EXCERPT
.....
As the break-fix process is happening, you need to continue refining your expectations for your marketing program. Marketing is an investment, and no investor writes a check without first defining what they want in return. Ask yourself, “What do I want to get from marketing?” Common “returns” include demand generation, brand-building, partnership development, account expansion, new product development, talent recruitment, etc.
Deciding how your organization needs to market to achieve positive revenue growth will help you set the right strategy and expectations for your marketing team. In other words, marketing needs to ladder up to the areas for growth and revenue goals you’ve identified in your business plan. This is critical to keeping your marketing aligned and in step with the organization.
Once these overarching goals have been agreed to by everyone, they’ll act as your guiding principle for measuring success, setting expectations, and defining a strategy.
Building the right marketing team and program to face the challenge
What type of marketing team and program do you need to build? The answer is a big fat “it depends.”
Who you hire and the size of your marketing program will be based on the marketing challenge you’re facing. Launching a new product line or building brand recognition in a crowded space will require considerably more effort than increasing demand generation at an already thriving business. The marketing challenge then needs to be tempered by your timeline and organizational culture. What does this look like in practice?
A B2B firm with $25 million in annual revenue has the goal of doubling its revenue over the next 3-years. The organization projects that they can reach half of their three-year target by retaining and growing existing client accounts, but they will need 50% of their top-line revenue to come from net-new clients. These are the outcomes that the firm would like to achieve. Now we need to balance these with the company’s current situation.
.....
Listings of elements and boxes

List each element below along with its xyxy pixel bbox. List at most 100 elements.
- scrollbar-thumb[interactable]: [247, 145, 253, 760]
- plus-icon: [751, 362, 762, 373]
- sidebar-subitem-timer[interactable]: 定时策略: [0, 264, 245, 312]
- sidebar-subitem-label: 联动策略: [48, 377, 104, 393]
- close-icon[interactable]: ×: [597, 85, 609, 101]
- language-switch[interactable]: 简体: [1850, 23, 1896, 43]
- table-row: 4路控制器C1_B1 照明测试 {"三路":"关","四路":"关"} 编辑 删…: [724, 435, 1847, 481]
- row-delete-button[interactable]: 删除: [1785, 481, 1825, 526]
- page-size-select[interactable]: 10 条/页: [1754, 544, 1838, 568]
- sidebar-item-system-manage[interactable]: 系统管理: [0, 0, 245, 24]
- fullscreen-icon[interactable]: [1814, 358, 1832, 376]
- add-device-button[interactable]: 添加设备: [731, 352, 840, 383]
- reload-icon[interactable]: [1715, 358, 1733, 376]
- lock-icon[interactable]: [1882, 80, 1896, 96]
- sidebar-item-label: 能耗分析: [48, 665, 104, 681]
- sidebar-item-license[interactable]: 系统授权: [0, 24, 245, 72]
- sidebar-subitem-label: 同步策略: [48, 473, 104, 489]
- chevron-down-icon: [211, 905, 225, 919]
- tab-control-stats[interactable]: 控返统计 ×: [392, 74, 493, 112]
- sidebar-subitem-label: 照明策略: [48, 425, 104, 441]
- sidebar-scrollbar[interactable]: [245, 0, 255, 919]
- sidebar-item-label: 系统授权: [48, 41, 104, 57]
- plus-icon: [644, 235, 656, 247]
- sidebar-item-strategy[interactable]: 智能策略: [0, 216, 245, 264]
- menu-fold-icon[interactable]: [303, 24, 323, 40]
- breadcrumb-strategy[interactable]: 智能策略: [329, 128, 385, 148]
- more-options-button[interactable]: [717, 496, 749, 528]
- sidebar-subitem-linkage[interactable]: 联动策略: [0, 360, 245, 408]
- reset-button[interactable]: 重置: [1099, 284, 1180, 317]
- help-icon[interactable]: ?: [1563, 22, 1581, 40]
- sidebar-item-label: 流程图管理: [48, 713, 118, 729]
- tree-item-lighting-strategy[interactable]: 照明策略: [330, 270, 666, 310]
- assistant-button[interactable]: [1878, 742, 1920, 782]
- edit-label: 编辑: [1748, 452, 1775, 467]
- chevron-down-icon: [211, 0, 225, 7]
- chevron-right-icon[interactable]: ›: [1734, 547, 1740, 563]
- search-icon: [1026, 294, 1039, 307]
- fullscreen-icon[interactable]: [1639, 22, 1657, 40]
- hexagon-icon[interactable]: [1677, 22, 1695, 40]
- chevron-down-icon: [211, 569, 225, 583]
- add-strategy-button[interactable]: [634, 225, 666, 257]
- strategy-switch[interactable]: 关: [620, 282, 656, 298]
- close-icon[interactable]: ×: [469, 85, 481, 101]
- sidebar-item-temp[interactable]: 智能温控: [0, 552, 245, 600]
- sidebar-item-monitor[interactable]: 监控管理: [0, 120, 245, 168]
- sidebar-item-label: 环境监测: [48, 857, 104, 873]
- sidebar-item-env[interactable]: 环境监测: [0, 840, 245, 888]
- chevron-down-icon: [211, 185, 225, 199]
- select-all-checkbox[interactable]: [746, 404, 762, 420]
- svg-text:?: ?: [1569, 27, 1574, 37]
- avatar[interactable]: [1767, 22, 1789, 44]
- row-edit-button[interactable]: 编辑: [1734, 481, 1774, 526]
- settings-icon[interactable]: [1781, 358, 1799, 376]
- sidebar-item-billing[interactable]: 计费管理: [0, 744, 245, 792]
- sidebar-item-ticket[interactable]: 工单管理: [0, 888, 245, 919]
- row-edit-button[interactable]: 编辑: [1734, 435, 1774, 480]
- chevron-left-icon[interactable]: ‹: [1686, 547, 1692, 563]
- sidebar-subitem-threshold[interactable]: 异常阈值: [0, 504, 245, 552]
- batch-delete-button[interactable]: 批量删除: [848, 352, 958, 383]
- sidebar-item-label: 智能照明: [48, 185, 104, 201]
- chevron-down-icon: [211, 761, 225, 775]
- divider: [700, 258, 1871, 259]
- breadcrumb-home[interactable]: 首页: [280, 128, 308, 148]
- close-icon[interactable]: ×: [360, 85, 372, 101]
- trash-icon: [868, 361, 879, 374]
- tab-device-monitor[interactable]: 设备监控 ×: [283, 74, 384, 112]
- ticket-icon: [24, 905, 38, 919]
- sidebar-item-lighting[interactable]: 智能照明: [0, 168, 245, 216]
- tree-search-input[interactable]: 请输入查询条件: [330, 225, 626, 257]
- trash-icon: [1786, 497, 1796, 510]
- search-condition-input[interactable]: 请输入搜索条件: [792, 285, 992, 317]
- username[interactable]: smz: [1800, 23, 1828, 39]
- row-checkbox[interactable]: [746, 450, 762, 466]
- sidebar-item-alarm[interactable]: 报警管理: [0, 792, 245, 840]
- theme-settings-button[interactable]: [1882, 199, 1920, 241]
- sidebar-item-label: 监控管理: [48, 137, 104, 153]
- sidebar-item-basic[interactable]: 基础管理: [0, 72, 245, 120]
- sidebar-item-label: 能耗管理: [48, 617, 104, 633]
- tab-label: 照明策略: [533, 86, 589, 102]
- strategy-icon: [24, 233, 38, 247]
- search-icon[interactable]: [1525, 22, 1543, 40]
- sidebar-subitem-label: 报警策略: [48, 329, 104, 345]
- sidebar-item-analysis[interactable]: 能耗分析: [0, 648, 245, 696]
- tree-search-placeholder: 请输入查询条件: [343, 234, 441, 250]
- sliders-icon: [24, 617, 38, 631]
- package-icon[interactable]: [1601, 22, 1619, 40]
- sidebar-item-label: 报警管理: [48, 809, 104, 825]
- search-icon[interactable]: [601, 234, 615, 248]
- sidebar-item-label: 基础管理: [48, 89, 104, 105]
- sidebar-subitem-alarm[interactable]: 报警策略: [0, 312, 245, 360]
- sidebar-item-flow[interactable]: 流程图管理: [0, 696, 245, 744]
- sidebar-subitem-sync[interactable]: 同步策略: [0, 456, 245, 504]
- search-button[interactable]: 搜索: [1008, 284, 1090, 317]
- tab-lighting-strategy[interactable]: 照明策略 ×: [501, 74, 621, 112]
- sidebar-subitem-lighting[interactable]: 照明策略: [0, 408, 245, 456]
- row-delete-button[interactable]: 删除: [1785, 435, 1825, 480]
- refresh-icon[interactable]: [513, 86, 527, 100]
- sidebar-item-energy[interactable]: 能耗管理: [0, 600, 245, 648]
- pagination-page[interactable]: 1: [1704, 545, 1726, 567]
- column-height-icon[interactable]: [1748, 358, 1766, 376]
.....
WHAT THE EXERCISE ASKS
Copy out the marketing excerpt word for word, starting with "As the break-fix" and going on through "talent recruitment, etc.".

EXERCISE RESULT
As the break-fix process is happening, you need to continue refining your expectations for your marketing program. Marketing is an investment, and no investor writes a check without first defining what they want in return. Ask yourself, “What do I want to get from marketing?” Common “returns” include demand generation, brand-building, partnership development, account expansion, new product development, talent recruitment, etc.